§ **Job**:
All records must be quoted exactly. Omit the pictures.

§ **Rows from a dataset**:
>> BEGIN

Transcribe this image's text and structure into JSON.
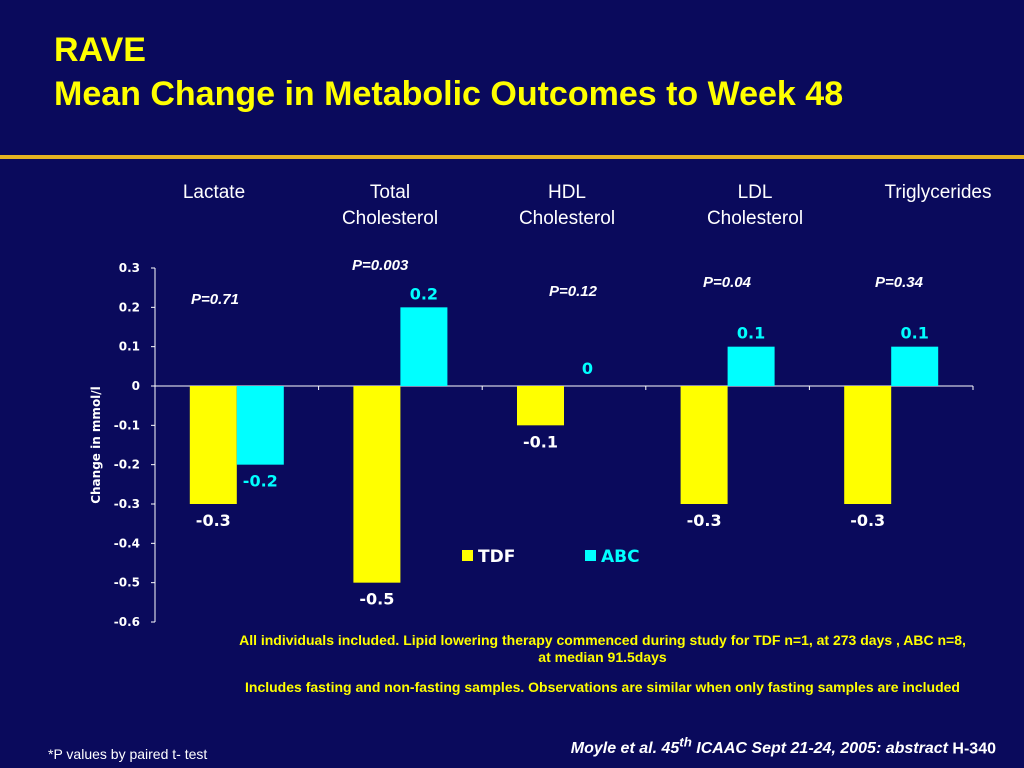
{
  "slide": {
    "title_line1": "RAVE",
    "title_line2": "Mean Change in Metabolic Outcomes to Week 48"
  },
  "category_headers": [
    "Lactate",
    "Total\nCholesterol",
    "HDL\nCholesterol",
    "LDL\nCholesterol",
    "Triglycerides"
  ],
  "p_values": [
    "P=0.71",
    "P=0.003",
    "P=0.12",
    "P=0.04",
    "P=0.34"
  ],
  "notes": {
    "line1": "All individuals included. Lipid lowering therapy commenced during study for  TDF n=1, at 273 days ,  ABC n=8, at median 91.5days",
    "line2": "Includes fasting and non-fasting samples. Observations are similar when only fasting samples are included"
  },
  "citation": {
    "text": "Moyle et al. 45",
    "sup": "th",
    "rest": " ICAAC Sept 21-24, 2005: abstract",
    "code": " H-340"
  },
  "footnote": "*P values by paired t- test",
  "colors": {
    "background": "#0a0a5c",
    "title": "#ffff00",
    "tdf": "#ffff00",
    "abc": "#00ffff",
    "rule": "#e6b422"
  },
  "chart_data": {
    "type": "bar",
    "categories": [
      "Lactate",
      "Total Cholesterol",
      "HDL Cholesterol",
      "LDL Cholesterol",
      "Triglycerides"
    ],
    "series": [
      {
        "name": "TDF",
        "values": [
          -0.3,
          -0.5,
          -0.1,
          -0.3,
          -0.3
        ],
        "labels": [
          "-0.3",
          "-0.5",
          "-0.1",
          "-0.3",
          "-0.3"
        ]
      },
      {
        "name": "ABC",
        "values": [
          -0.2,
          0.2,
          0,
          0.1,
          0.1
        ],
        "labels": [
          "-0.2",
          "0.2",
          "0",
          "0.1",
          "0.1"
        ]
      }
    ],
    "ylabel": "Change in mmol/l",
    "ylim": [
      -0.6,
      0.3
    ],
    "yticks": [
      "0.3",
      "0.2",
      "0.1",
      "0",
      "-0.1",
      "-0.2",
      "-0.3",
      "-0.4",
      "-0.5",
      "-0.6"
    ],
    "legend_position": "bottom-center",
    "grid": false
  }
}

>> END

§ **Solution for this problem**:
Transcribe this image's text and structure into JSON.
{
  "slide": {
    "title_line1": "RAVE",
    "title_line2": "Mean Change in Metabolic Outcomes to Week 48"
  },
  "category_headers": [
    "Lactate",
    "Total\nCholesterol",
    "HDL\nCholesterol",
    "LDL\nCholesterol",
    "Triglycerides"
  ],
  "p_values": [
    "P=0.71",
    "P=0.003",
    "P=0.12",
    "P=0.04",
    "P=0.34"
  ],
  "notes": {
    "line1": "All individuals included. Lipid lowering therapy commenced during study for  TDF n=1, at 273 days ,  ABC n=8, at median 91.5days",
    "line2": "Includes fasting and non-fasting samples. Observations are similar when only fasting samples are included"
  },
  "citation": {
    "text": "Moyle et al. 45",
    "sup": "th",
    "rest": " ICAAC Sept 21-24, 2005: abstract",
    "code": " H-340"
  },
  "footnote": "*P values by paired t- test",
  "colors": {
    "background": "#0a0a5c",
    "title": "#ffff00",
    "tdf": "#ffff00",
    "abc": "#00ffff",
    "rule": "#e6b422"
  },
  "chart_data": {
    "type": "bar",
    "categories": [
      "Lactate",
      "Total Cholesterol",
      "HDL Cholesterol",
      "LDL Cholesterol",
      "Triglycerides"
    ],
    "series": [
      {
        "name": "TDF",
        "values": [
          -0.3,
          -0.5,
          -0.1,
          -0.3,
          -0.3
        ],
        "labels": [
          "-0.3",
          "-0.5",
          "-0.1",
          "-0.3",
          "-0.3"
        ]
      },
      {
        "name": "ABC",
        "values": [
          -0.2,
          0.2,
          0,
          0.1,
          0.1
        ],
        "labels": [
          "-0.2",
          "0.2",
          "0",
          "0.1",
          "0.1"
        ]
      }
    ],
    "ylabel": "Change in mmol/l",
    "ylim": [
      -0.6,
      0.3
    ],
    "yticks": [
      "0.3",
      "0.2",
      "0.1",
      "0",
      "-0.1",
      "-0.2",
      "-0.3",
      "-0.4",
      "-0.5",
      "-0.6"
    ],
    "legend_position": "bottom-center",
    "grid": false
  }
}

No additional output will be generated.